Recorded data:
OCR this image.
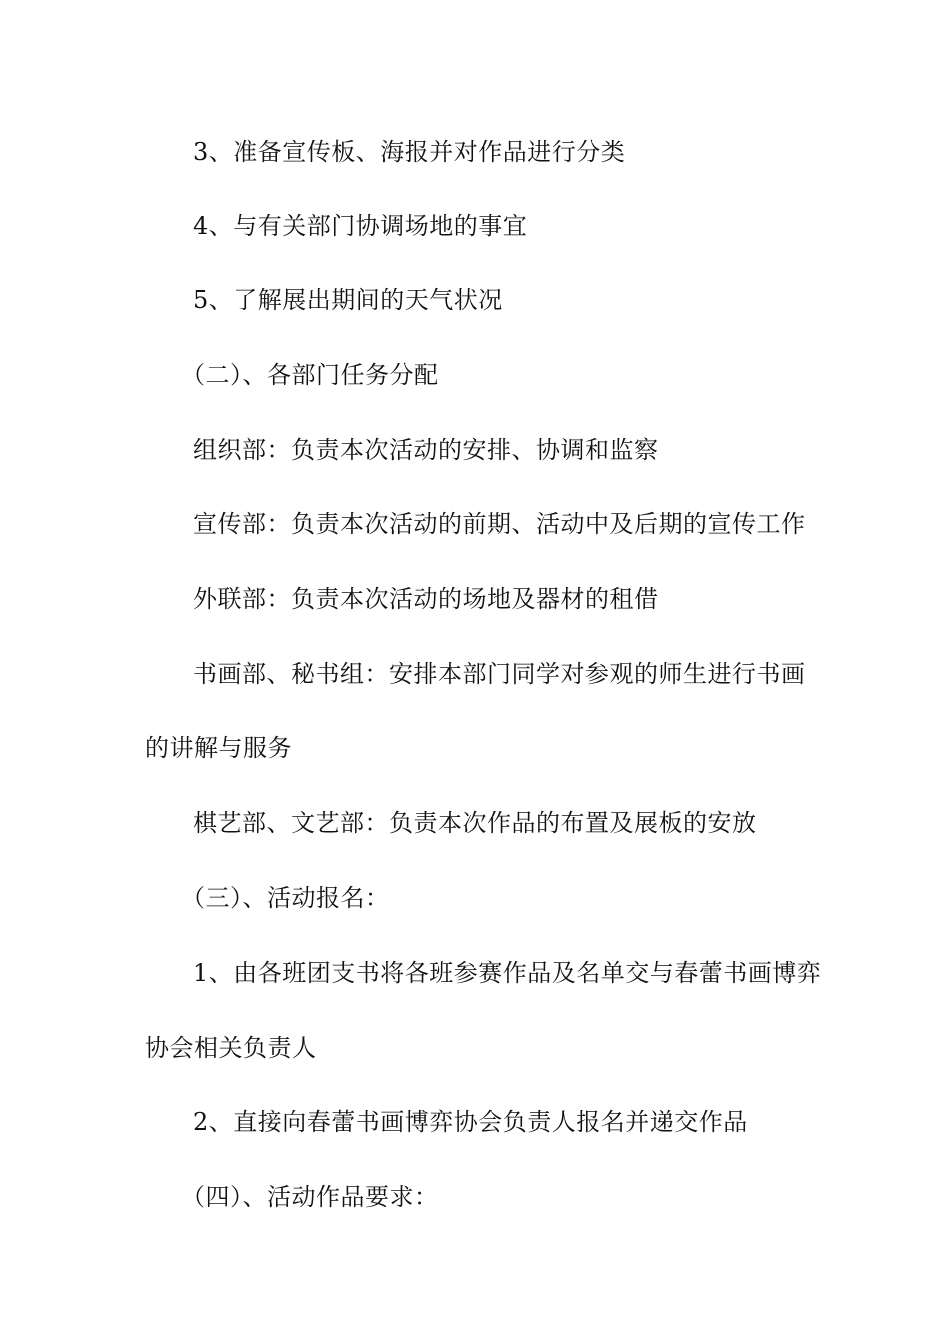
3、准备宣传板、海报并对作品进行分类
4、与有关部门协调场地的事宜
5、了解展出期间的天气状况
（二）、各部门任务分配
组织部：负责本次活动的安排、协调和监察
宣传部：负责本次活动的前期、活动中及后期的宣传工作
外联部：负责本次活动的场地及器材的租借
书画部、秘书组：安排本部门同学对参观的师生进行书画
的讲解与服务
棋艺部、文艺部：负责本次作品的布置及展板的安放
（三）、活动报名：
1、由各班团支书将各班参赛作品及名单交与春蕾书画博弈
协会相关负责人
2、直接向春蕾书画博弈协会负责人报名并递交作品
（四）、活动作品要求：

# [OBJECTIVE]
All records should be output exactly, with the pictures left out.

# [ANSWER TO THIS PROBLEM]
OCR this image.
3、准备宣传板、海报并对作品进行分类
4、与有关部门协调场地的事宜
5、了解展出期间的天气状况
（二）、各部门任务分配
组织部：负责本次活动的安排、协调和监察
宣传部：负责本次活动的前期、活动中及后期的宣传工作
外联部：负责本次活动的场地及器材的租借
书画部、秘书组：安排本部门同学对参观的师生进行书画
的讲解与服务
棋艺部、文艺部：负责本次作品的布置及展板的安放
（三）、活动报名：
1、由各班团支书将各班参赛作品及名单交与春蕾书画博弈
协会相关负责人
2、直接向春蕾书画博弈协会负责人报名并递交作品
（四）、活动作品要求：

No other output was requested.